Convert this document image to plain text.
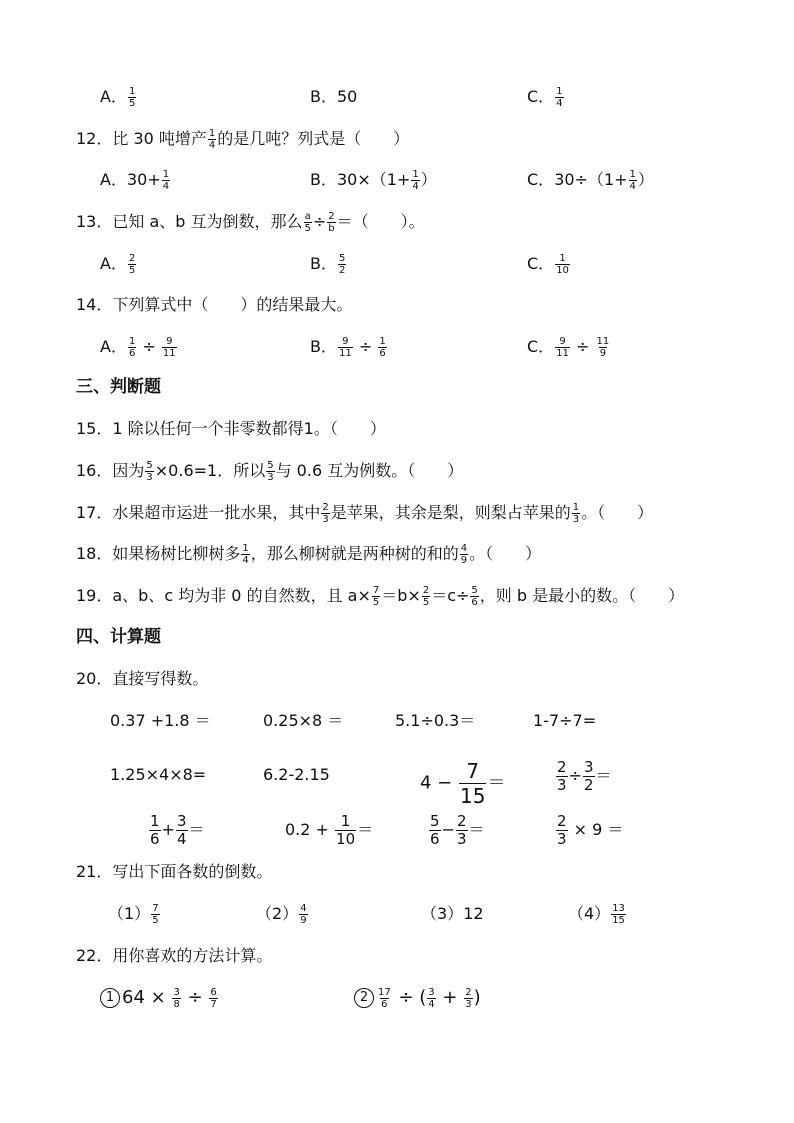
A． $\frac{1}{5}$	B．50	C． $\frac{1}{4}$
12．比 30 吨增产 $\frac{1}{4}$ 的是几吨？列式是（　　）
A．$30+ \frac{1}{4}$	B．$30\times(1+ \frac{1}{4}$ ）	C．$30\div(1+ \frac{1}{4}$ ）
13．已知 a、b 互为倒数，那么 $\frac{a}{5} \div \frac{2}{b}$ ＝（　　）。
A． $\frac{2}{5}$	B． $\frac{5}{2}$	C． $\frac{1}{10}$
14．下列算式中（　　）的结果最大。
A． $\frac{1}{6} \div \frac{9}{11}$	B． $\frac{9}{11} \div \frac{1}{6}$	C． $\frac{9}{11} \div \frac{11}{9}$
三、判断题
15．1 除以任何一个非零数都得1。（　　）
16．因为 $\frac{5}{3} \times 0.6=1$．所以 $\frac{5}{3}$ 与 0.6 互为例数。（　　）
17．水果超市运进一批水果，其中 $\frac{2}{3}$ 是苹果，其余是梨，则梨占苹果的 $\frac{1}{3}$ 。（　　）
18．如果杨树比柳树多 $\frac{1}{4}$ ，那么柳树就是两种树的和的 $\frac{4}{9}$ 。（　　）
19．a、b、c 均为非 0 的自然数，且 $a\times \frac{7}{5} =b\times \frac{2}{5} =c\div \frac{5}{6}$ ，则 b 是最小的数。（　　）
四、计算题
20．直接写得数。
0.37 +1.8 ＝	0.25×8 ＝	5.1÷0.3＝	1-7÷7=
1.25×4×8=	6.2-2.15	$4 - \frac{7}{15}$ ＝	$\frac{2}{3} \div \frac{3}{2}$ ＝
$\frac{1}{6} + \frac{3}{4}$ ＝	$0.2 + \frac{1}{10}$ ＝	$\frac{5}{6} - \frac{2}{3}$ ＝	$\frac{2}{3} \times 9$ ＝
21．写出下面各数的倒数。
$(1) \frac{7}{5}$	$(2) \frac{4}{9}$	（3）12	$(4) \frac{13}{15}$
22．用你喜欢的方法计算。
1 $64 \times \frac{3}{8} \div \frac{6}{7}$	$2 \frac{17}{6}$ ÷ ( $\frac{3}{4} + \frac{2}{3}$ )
■ ■ ■ ■ ■ ■ ■
Work out how many lines in the entries hold the string "times". Your answer should consist solely of that number.

5